### What is needed
Transcribe every line of the records verbatim.
[Start Material for the task]
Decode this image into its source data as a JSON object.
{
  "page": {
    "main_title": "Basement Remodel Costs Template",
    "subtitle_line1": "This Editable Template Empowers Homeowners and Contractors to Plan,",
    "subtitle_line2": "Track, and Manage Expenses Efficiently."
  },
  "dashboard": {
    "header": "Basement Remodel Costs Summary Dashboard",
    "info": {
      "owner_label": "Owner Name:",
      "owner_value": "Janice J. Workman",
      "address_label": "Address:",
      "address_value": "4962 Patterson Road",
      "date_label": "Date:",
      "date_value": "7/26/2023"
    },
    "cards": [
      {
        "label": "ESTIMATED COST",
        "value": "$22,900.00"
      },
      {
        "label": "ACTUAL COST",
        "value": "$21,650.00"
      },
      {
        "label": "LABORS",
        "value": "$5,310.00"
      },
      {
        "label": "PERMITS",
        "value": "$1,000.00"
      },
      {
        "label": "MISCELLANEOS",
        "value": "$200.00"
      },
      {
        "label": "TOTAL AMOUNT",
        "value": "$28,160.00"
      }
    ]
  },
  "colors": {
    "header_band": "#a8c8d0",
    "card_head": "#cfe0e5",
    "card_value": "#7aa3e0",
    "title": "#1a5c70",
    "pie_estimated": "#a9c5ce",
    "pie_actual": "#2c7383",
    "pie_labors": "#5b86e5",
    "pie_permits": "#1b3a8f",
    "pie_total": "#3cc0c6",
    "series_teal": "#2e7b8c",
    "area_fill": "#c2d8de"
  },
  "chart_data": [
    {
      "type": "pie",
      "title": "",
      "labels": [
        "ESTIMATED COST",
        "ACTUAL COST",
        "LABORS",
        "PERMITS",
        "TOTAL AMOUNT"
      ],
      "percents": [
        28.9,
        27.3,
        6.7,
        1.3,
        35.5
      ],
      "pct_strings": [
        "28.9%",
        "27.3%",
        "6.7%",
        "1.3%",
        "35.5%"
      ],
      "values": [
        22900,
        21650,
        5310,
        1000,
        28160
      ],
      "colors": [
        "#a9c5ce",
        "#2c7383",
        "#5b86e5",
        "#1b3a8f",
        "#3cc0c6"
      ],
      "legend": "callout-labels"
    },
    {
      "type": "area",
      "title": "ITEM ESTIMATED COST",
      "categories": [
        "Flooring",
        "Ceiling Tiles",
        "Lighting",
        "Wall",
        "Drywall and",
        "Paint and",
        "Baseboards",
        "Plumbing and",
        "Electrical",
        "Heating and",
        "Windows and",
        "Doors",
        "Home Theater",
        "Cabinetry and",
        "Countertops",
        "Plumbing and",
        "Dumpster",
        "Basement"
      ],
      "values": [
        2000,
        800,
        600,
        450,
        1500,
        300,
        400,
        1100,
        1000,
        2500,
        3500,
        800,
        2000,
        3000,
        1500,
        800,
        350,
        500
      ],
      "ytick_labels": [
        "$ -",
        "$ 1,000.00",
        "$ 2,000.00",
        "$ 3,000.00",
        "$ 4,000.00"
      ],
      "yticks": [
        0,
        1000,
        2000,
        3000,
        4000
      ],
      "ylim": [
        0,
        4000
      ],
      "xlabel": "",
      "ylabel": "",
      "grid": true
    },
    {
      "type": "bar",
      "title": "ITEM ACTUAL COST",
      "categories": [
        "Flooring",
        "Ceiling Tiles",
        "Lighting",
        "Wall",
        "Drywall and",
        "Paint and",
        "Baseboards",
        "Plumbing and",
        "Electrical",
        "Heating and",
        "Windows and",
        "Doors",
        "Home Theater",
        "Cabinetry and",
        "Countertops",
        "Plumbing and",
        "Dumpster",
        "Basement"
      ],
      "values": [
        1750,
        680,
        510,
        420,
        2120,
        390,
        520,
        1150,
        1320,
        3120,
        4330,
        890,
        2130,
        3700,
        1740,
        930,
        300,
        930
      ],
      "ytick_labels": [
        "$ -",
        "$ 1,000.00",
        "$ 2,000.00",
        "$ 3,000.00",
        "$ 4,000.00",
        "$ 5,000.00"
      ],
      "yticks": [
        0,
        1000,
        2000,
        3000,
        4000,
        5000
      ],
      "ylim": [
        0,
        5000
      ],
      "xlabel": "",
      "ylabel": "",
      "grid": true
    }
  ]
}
[End Material for the task]
### Solution to the exercise
Decode this image into its source data as a JSON object.
{
  "page": {
    "main_title": "Basement Remodel Costs Template",
    "subtitle_line1": "This Editable Template Empowers Homeowners and Contractors to Plan,",
    "subtitle_line2": "Track, and Manage Expenses Efficiently."
  },
  "dashboard": {
    "header": "Basement Remodel Costs Summary Dashboard",
    "info": {
      "owner_label": "Owner Name:",
      "owner_value": "Janice J. Workman",
      "address_label": "Address:",
      "address_value": "4962 Patterson Road",
      "date_label": "Date:",
      "date_value": "7/26/2023"
    },
    "cards": [
      {
        "label": "ESTIMATED COST",
        "value": "$22,900.00"
      },
      {
        "label": "ACTUAL COST",
        "value": "$21,650.00"
      },
      {
        "label": "LABORS",
        "value": "$5,310.00"
      },
      {
        "label": "PERMITS",
        "value": "$1,000.00"
      },
      {
        "label": "MISCELLANEOS",
        "value": "$200.00"
      },
      {
        "label": "TOTAL AMOUNT",
        "value": "$28,160.00"
      }
    ]
  },
  "colors": {
    "header_band": "#a8c8d0",
    "card_head": "#cfe0e5",
    "card_value": "#7aa3e0",
    "title": "#1a5c70",
    "pie_estimated": "#a9c5ce",
    "pie_actual": "#2c7383",
    "pie_labors": "#5b86e5",
    "pie_permits": "#1b3a8f",
    "pie_total": "#3cc0c6",
    "series_teal": "#2e7b8c",
    "area_fill": "#c2d8de"
  },
  "chart_data": [
    {
      "type": "pie",
      "title": "",
      "labels": [
        "ESTIMATED COST",
        "ACTUAL COST",
        "LABORS",
        "PERMITS",
        "TOTAL AMOUNT"
      ],
      "percents": [
        28.9,
        27.3,
        6.7,
        1.3,
        35.5
      ],
      "pct_strings": [
        "28.9%",
        "27.3%",
        "6.7%",
        "1.3%",
        "35.5%"
      ],
      "values": [
        22900,
        21650,
        5310,
        1000,
        28160
      ],
      "colors": [
        "#a9c5ce",
        "#2c7383",
        "#5b86e5",
        "#1b3a8f",
        "#3cc0c6"
      ],
      "legend": "callout-labels"
    },
    {
      "type": "area",
      "title": "ITEM ESTIMATED COST",
      "categories": [
        "Flooring",
        "Ceiling Tiles",
        "Lighting",
        "Wall",
        "Drywall and",
        "Paint and",
        "Baseboards",
        "Plumbing and",
        "Electrical",
        "Heating and",
        "Windows and",
        "Doors",
        "Home Theater",
        "Cabinetry and",
        "Countertops",
        "Plumbing and",
        "Dumpster",
        "Basement"
      ],
      "values": [
        2000,
        800,
        600,
        450,
        1500,
        300,
        400,
        1100,
        1000,
        2500,
        3500,
        800,
        2000,
        3000,
        1500,
        800,
        350,
        500
      ],
      "ytick_labels": [
        "$ -",
        "$ 1,000.00",
        "$ 2,000.00",
        "$ 3,000.00",
        "$ 4,000.00"
      ],
      "yticks": [
        0,
        1000,
        2000,
        3000,
        4000
      ],
      "ylim": [
        0,
        4000
      ],
      "xlabel": "",
      "ylabel": "",
      "grid": true
    },
    {
      "type": "bar",
      "title": "ITEM ACTUAL COST",
      "categories": [
        "Flooring",
        "Ceiling Tiles",
        "Lighting",
        "Wall",
        "Drywall and",
        "Paint and",
        "Baseboards",
        "Plumbing and",
        "Electrical",
        "Heating and",
        "Windows and",
        "Doors",
        "Home Theater",
        "Cabinetry and",
        "Countertops",
        "Plumbing and",
        "Dumpster",
        "Basement"
      ],
      "values": [
        1750,
        680,
        510,
        420,
        2120,
        390,
        520,
        1150,
        1320,
        3120,
        4330,
        890,
        2130,
        3700,
        1740,
        930,
        300,
        930
      ],
      "ytick_labels": [
        "$ -",
        "$ 1,000.00",
        "$ 2,000.00",
        "$ 3,000.00",
        "$ 4,000.00",
        "$ 5,000.00"
      ],
      "yticks": [
        0,
        1000,
        2000,
        3000,
        4000,
        5000
      ],
      "ylim": [
        0,
        5000
      ],
      "xlabel": "",
      "ylabel": "",
      "grid": true
    }
  ]
}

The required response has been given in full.